§ **Listed records**:
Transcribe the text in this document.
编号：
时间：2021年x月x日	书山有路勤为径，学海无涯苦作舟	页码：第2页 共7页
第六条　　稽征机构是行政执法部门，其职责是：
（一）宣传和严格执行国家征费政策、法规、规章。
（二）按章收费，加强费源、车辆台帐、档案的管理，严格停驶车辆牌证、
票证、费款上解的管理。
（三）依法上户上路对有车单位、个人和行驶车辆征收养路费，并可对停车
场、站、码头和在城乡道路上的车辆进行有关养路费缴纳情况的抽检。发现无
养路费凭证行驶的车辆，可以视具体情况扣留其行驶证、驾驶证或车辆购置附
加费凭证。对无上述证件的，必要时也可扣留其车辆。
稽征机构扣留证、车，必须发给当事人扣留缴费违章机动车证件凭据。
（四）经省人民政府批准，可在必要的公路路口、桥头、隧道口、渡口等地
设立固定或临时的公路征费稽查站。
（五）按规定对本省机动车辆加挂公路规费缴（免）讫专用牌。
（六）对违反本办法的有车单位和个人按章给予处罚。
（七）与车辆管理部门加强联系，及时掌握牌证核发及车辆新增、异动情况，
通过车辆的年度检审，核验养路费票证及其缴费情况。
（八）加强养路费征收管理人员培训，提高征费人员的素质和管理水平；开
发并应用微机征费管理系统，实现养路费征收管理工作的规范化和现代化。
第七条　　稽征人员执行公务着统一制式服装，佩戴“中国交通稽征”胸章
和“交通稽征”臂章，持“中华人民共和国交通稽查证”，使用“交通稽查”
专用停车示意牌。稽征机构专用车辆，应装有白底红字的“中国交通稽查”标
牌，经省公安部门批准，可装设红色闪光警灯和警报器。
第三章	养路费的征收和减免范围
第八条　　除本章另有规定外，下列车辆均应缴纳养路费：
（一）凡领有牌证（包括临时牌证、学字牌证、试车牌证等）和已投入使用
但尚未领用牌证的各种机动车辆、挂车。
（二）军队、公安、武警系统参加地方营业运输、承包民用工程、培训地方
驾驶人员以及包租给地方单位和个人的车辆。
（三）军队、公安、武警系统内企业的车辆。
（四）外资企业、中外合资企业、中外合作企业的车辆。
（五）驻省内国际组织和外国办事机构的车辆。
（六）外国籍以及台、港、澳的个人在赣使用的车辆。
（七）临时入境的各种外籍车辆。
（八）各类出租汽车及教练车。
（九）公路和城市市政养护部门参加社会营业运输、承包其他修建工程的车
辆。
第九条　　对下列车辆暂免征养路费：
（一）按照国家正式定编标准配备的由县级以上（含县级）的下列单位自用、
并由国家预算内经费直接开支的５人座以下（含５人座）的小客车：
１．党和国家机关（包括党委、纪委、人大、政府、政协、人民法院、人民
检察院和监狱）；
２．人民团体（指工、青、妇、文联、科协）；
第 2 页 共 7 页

§ **To be done**: Extract every line above exactly as it stands.

§ **Result of the task**:
Transcribe the text in this document.
编号：
时间：2021年x月x日	书山有路勤为径，学海无涯苦作舟	页码：第2页 共7页
第六条　　稽征机构是行政执法部门，其职责是：
（一）宣传和严格执行国家征费政策、法规、规章。
（二）按章收费，加强费源、车辆台帐、档案的管理，严格停驶车辆牌证、
票证、费款上解的管理。
（三）依法上户上路对有车单位、个人和行驶车辆征收养路费，并可对停车
场、站、码头和在城乡道路上的车辆进行有关养路费缴纳情况的抽检。发现无
养路费凭证行驶的车辆，可以视具体情况扣留其行驶证、驾驶证或车辆购置附
加费凭证。对无上述证件的，必要时也可扣留其车辆。
稽征机构扣留证、车，必须发给当事人扣留缴费违章机动车证件凭据。
（四）经省人民政府批准，可在必要的公路路口、桥头、隧道口、渡口等地
设立固定或临时的公路征费稽查站。
（五）按规定对本省机动车辆加挂公路规费缴（免）讫专用牌。
（六）对违反本办法的有车单位和个人按章给予处罚。
（七）与车辆管理部门加强联系，及时掌握牌证核发及车辆新增、异动情况，
通过车辆的年度检审，核验养路费票证及其缴费情况。
（八）加强养路费征收管理人员培训，提高征费人员的素质和管理水平；开
发并应用微机征费管理系统，实现养路费征收管理工作的规范化和现代化。
第七条　　稽征人员执行公务着统一制式服装，佩戴“中国交通稽征”胸章
和“交通稽征”臂章，持“中华人民共和国交通稽查证”，使用“交通稽查”
专用停车示意牌。稽征机构专用车辆，应装有白底红字的“中国交通稽查”标
牌，经省公安部门批准，可装设红色闪光警灯和警报器。
第三章	养路费的征收和减免范围
第八条　　除本章另有规定外，下列车辆均应缴纳养路费：
（一）凡领有牌证（包括临时牌证、学字牌证、试车牌证等）和已投入使用
但尚未领用牌证的各种机动车辆、挂车。
（二）军队、公安、武警系统参加地方营业运输、承包民用工程、培训地方
驾驶人员以及包租给地方单位和个人的车辆。
（三）军队、公安、武警系统内企业的车辆。
（四）外资企业、中外合资企业、中外合作企业的车辆。
（五）驻省内国际组织和外国办事机构的车辆。
（六）外国籍以及台、港、澳的个人在赣使用的车辆。
（七）临时入境的各种外籍车辆。
（八）各类出租汽车及教练车。
（九）公路和城市市政养护部门参加社会营业运输、承包其他修建工程的车
辆。
第九条　　对下列车辆暂免征养路费：
（一）按照国家正式定编标准配备的由县级以上（含县级）的下列单位自用、
并由国家预算内经费直接开支的５人座以下（含５人座）的小客车：
１．党和国家机关（包括党委、纪委、人大、政府、政协、人民法院、人民
检察院和监狱）；
２．人民团体（指工、青、妇、文联、科协）；
第 2 页 共 7 页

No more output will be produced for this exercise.